TASK:
Restate the whole listing word for word. Pictures are left out.

EXTRACTED DATA:
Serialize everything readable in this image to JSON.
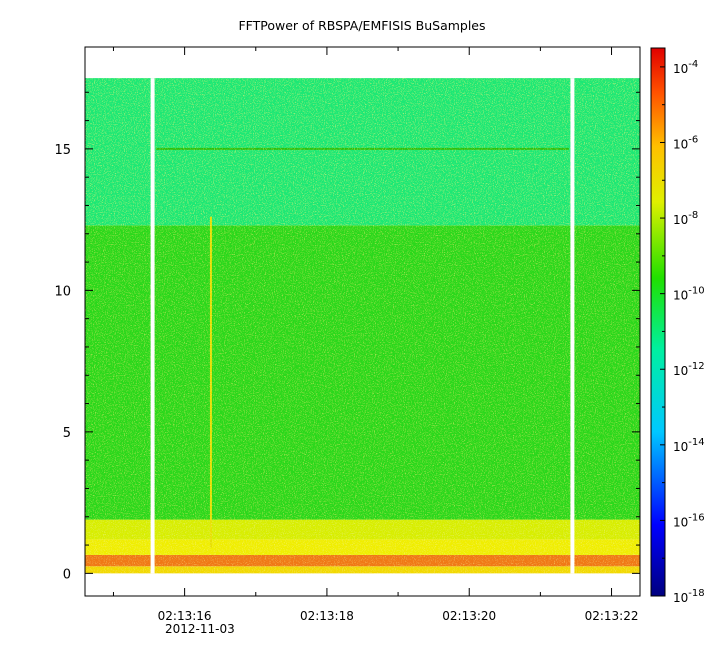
{
  "chart_data": {
    "type": "heatmap",
    "title": "FFTPower of RBSPA/EMFISIS  BuSamples",
    "xlabel": "",
    "ylabel": "",
    "x_ticks": [
      {
        "value": 16,
        "label": "02:13:16"
      },
      {
        "value": 18,
        "label": "02:13:18"
      },
      {
        "value": 20,
        "label": "02:13:20"
      },
      {
        "value": 22,
        "label": "02:13:22"
      }
    ],
    "x_minor": [
      15,
      17,
      19,
      21
    ],
    "x_sublabel": "2012-11-03",
    "xlim": [
      14.6,
      22.4
    ],
    "ylim": [
      -0.8,
      18.6
    ],
    "y_ticks": [
      0,
      5,
      10,
      15
    ],
    "data_extent": {
      "t_start": 14.6,
      "t_end": 22.4,
      "f_start": 0,
      "f_end": 17.5
    },
    "gaps": [
      15.55,
      21.45
    ],
    "bands": [
      {
        "f0": 0.0,
        "f1": 0.25,
        "color": "#f2d900"
      },
      {
        "f0": 0.25,
        "f1": 0.65,
        "color": "#f07818"
      },
      {
        "f0": 0.65,
        "f1": 1.2,
        "color": "#f0ee00"
      },
      {
        "f0": 1.2,
        "f1": 1.9,
        "color": "#d8ee00"
      },
      {
        "f0": 1.9,
        "f1": 12.3,
        "color": "#2cd81c"
      },
      {
        "f0": 12.3,
        "f1": 17.5,
        "color": "#1ce874"
      }
    ],
    "lines": [
      {
        "f": 15.0,
        "t0": 15.6,
        "t1": 21.4,
        "color": "#2cc00c"
      }
    ],
    "streaks": [
      {
        "t": 16.37,
        "f0": 0.9,
        "f1": 12.6,
        "color": "#e8e000"
      }
    ],
    "colorbar": {
      "scale": "log",
      "range_exp": [
        -18,
        -3.5
      ],
      "ticks": [
        {
          "exp": -4,
          "label": "10",
          "sup": "-4"
        },
        {
          "exp": -6,
          "label": "10",
          "sup": "-6"
        },
        {
          "exp": -8,
          "label": "10",
          "sup": "-8"
        },
        {
          "exp": -10,
          "label": "10",
          "sup": "-10"
        },
        {
          "exp": -12,
          "label": "10",
          "sup": "-12"
        },
        {
          "exp": -14,
          "label": "10",
          "sup": "-14"
        },
        {
          "exp": -16,
          "label": "10",
          "sup": "-16"
        },
        {
          "exp": -18,
          "label": "10",
          "sup": "-18"
        }
      ]
    },
    "grid": false,
    "legend": "none"
  }
}
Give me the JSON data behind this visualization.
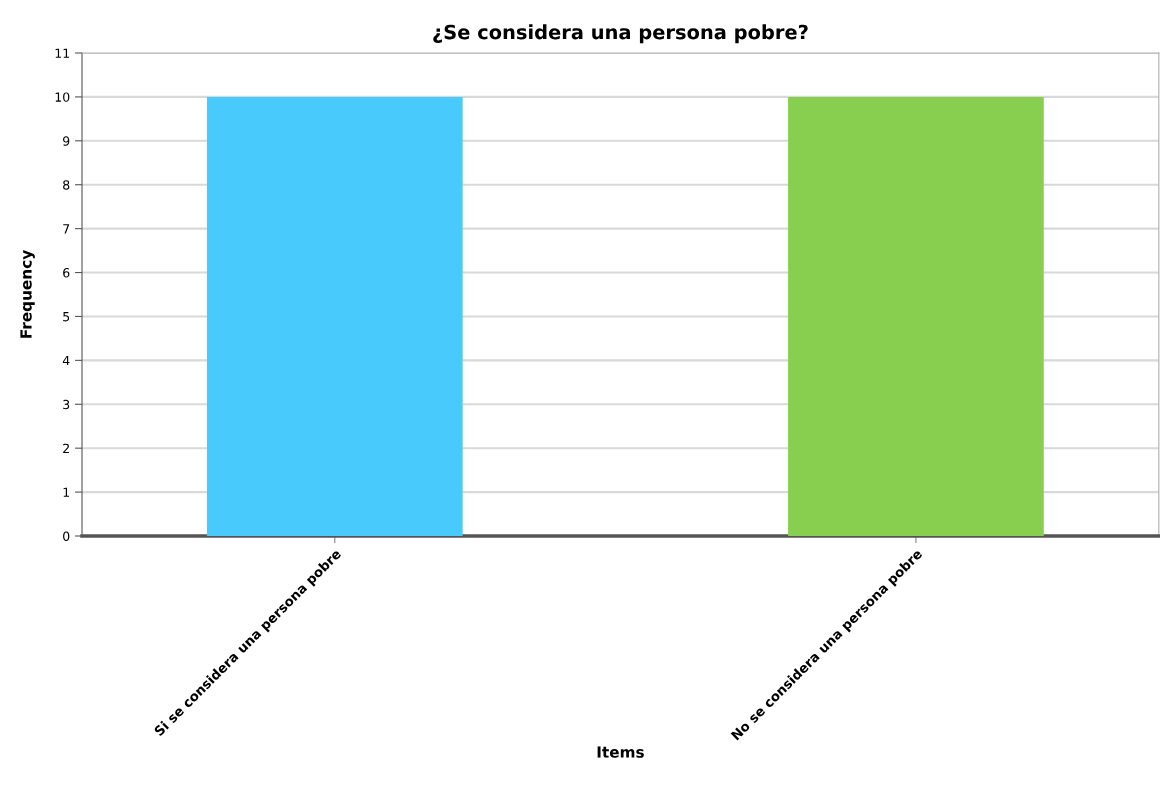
{
  "chart_data": {
    "type": "bar",
    "title": "¿Se considera una persona pobre?",
    "xlabel": "Items",
    "ylabel": "Frequency",
    "categories": [
      "Si se considera una persona pobre",
      "No se considera una persona pobre"
    ],
    "values": [
      10,
      10
    ],
    "colors": [
      "#48cbfc",
      "#88cf4f"
    ],
    "ylim": [
      0,
      11
    ],
    "yticks": [
      0,
      1,
      2,
      3,
      4,
      5,
      6,
      7,
      8,
      9,
      10,
      11
    ],
    "grid": "y",
    "legend": false
  }
}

THE RESPONSE:
Serialize everything readable in this image to JSON.
{
  "chart_data": {
    "type": "heatmap",
    "title": "FFTPower of RBSPA/EMFISIS  BuSamples",
    "xlabel": "",
    "ylabel": "",
    "x_ticks": [
      {
        "value": 16,
        "label": "02:13:16"
      },
      {
        "value": 18,
        "label": "02:13:18"
      },
      {
        "value": 20,
        "label": "02:13:20"
      },
      {
        "value": 22,
        "label": "02:13:22"
      }
    ],
    "x_minor": [
      15,
      17,
      19,
      21
    ],
    "x_sublabel": "2012-11-03",
    "xlim": [
      14.6,
      22.4
    ],
    "ylim": [
      -0.8,
      18.6
    ],
    "y_ticks": [
      0,
      5,
      10,
      15
    ],
    "data_extent": {
      "t_start": 14.6,
      "t_end": 22.4,
      "f_start": 0,
      "f_end": 17.5
    },
    "gaps": [
      15.55,
      21.45
    ],
    "bands": [
      {
        "f0": 0.0,
        "f1": 0.25,
        "color": "#f2d900"
      },
      {
        "f0": 0.25,
        "f1": 0.65,
        "color": "#f07818"
      },
      {
        "f0": 0.65,
        "f1": 1.2,
        "color": "#f0ee00"
      },
      {
        "f0": 1.2,
        "f1": 1.9,
        "color": "#d8ee00"
      },
      {
        "f0": 1.9,
        "f1": 12.3,
        "color": "#2cd81c"
      },
      {
        "f0": 12.3,
        "f1": 17.5,
        "color": "#1ce874"
      }
    ],
    "lines": [
      {
        "f": 15.0,
        "t0": 15.6,
        "t1": 21.4,
        "color": "#2cc00c"
      }
    ],
    "streaks": [
      {
        "t": 16.37,
        "f0": 0.9,
        "f1": 12.6,
        "color": "#e8e000"
      }
    ],
    "colorbar": {
      "scale": "log",
      "range_exp": [
        -18,
        -3.5
      ],
      "ticks": [
        {
          "exp": -4,
          "label": "10",
          "sup": "-4"
        },
        {
          "exp": -6,
          "label": "10",
          "sup": "-6"
        },
        {
          "exp": -8,
          "label": "10",
          "sup": "-8"
        },
        {
          "exp": -10,
          "label": "10",
          "sup": "-10"
        },
        {
          "exp": -12,
          "label": "10",
          "sup": "-12"
        },
        {
          "exp": -14,
          "label": "10",
          "sup": "-14"
        },
        {
          "exp": -16,
          "label": "10",
          "sup": "-16"
        },
        {
          "exp": -18,
          "label": "10",
          "sup": "-18"
        }
      ]
    },
    "grid": false,
    "legend": "none"
  }
}
Give me the JSON data behind this visualization.
{
  "chart_data": {
    "type": "bar",
    "title": "¿Se considera una persona pobre?",
    "xlabel": "Items",
    "ylabel": "Frequency",
    "categories": [
      "Si se considera una persona pobre",
      "No se considera una persona pobre"
    ],
    "values": [
      10,
      10
    ],
    "colors": [
      "#48cbfc",
      "#88cf4f"
    ],
    "ylim": [
      0,
      11
    ],
    "yticks": [
      0,
      1,
      2,
      3,
      4,
      5,
      6,
      7,
      8,
      9,
      10,
      11
    ],
    "grid": "y",
    "legend": false
  }
}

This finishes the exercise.